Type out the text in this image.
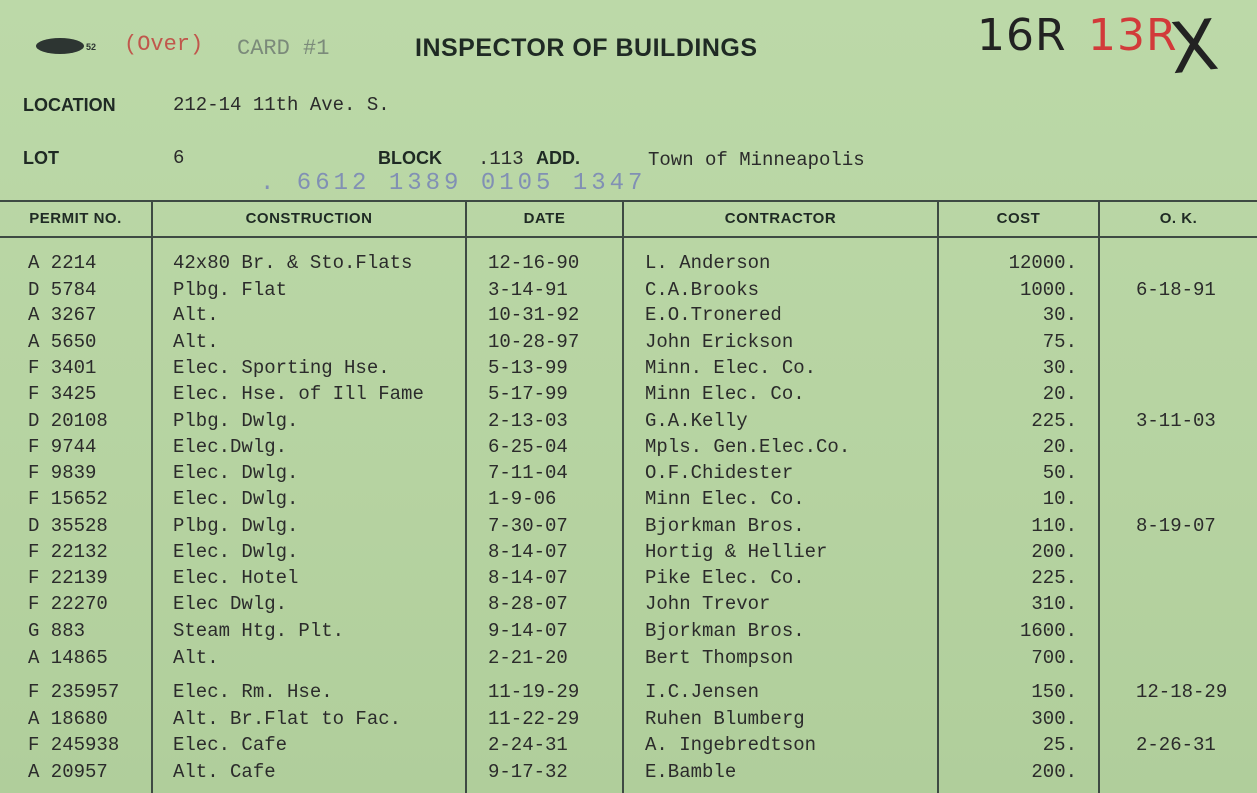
52 (Over) CARD #1	INSPECTOR OF BUILDINGS	16R 13R
X
LOCATION	212-14 11th Ave. S.
LOT	6	BLOCK .113 ADD.	Town of Minneapolis
. 6612 1389 0105 1347
PERMIT NO.	CONSTRUCTION	DATE	CONTRACTOR	COST	O. K.
A 2214	42x80 Br. & Sto.Flats	12-16-90	L. Anderson	12000.
D 5784	Plbg. Flat	3-14-91	C.A.Brooks	1000.	6-18-91
A 3267	Alt.	10-31-92	E.O.Tronered	30.
A 5650	Alt.	10-28-97	John Erickson	75.
F 3401	Elec. Sporting Hse.	5-13-99	Minn. Elec. Co.	30.
F 3425	Elec. Hse. of Ill Fame	5-17-99	Minn Elec. Co.	20.
D 20108	Plbg. Dwlg.	2-13-03	G.A.Kelly	225.	3-11-03
F 9744	Elec.Dwlg.	6-25-04	Mpls. Gen.Elec.Co.	20.
F 9839	Elec. Dwlg.	7-11-04	O.F.Chidester	50.
F 15652	Elec. Dwlg.	1-9-06	Minn Elec. Co.	10.
D 35528	Plbg. Dwlg.	7-30-07	Bjorkman Bros.	110.	8-19-07
F 22132	Elec. Dwlg.	8-14-07	Hortig & Hellier	200.
F 22139	Elec. Hotel	8-14-07	Pike Elec. Co.	225.
F 22270	Elec Dwlg.	8-28-07	John Trevor	310.
G 883	Steam Htg. Plt.	9-14-07	Bjorkman Bros.	1600.
A 14865	Alt.	2-21-20	Bert Thompson	700.
F 235957	Elec. Rm. Hse.	11-19-29	I.C.Jensen	150.	12-18-29
A 18680	Alt. Br.Flat to Fac.	11-22-29	Ruhen Blumberg	300.
F 245938	Elec. Cafe	2-24-31	A. Ingebredtson	25.	2-26-31
A 20957	Alt. Cafe	9-17-32	E.Bamble	200.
━━━━━━━━━━━━━━━━━━━━━━━━━━━━━━
• **The problem**: The data above needs to be retyped exactly, with the images left out.

• **Result of this task**:
Type out the text in this image.
52 (Over) CARD #1	INSPECTOR OF BUILDINGS	16R 13R
X
LOCATION	212-14 11th Ave. S.
LOT	6	BLOCK .113 ADD.	Town of Minneapolis
. 6612 1389 0105 1347
PERMIT NO.	CONSTRUCTION	DATE	CONTRACTOR	COST	O. K.
A 2214	42x80 Br. & Sto.Flats	12-16-90	L. Anderson	12000.
D 5784	Plbg. Flat	3-14-91	C.A.Brooks	1000.	6-18-91
A 3267	Alt.	10-31-92	E.O.Tronered	30.
A 5650	Alt.	10-28-97	John Erickson	75.
F 3401	Elec. Sporting Hse.	5-13-99	Minn. Elec. Co.	30.
F 3425	Elec. Hse. of Ill Fame	5-17-99	Minn Elec. Co.	20.
D 20108	Plbg. Dwlg.	2-13-03	G.A.Kelly	225.	3-11-03
F 9744	Elec.Dwlg.	6-25-04	Mpls. Gen.Elec.Co.	20.
F 9839	Elec. Dwlg.	7-11-04	O.F.Chidester	50.
F 15652	Elec. Dwlg.	1-9-06	Minn Elec. Co.	10.
D 35528	Plbg. Dwlg.	7-30-07	Bjorkman Bros.	110.	8-19-07
F 22132	Elec. Dwlg.	8-14-07	Hortig & Hellier	200.
F 22139	Elec. Hotel	8-14-07	Pike Elec. Co.	225.
F 22270	Elec Dwlg.	8-28-07	John Trevor	310.
G 883	Steam Htg. Plt.	9-14-07	Bjorkman Bros.	1600.
A 14865	Alt.	2-21-20	Bert Thompson	700.
F 235957	Elec. Rm. Hse.	11-19-29	I.C.Jensen	150.	12-18-29
A 18680	Alt. Br.Flat to Fac.	11-22-29	Ruhen Blumberg	300.
F 245938	Elec. Cafe	2-24-31	A. Ingebredtson	25.	2-26-31
A 20957	Alt. Cafe	9-17-32	E.Bamble	200.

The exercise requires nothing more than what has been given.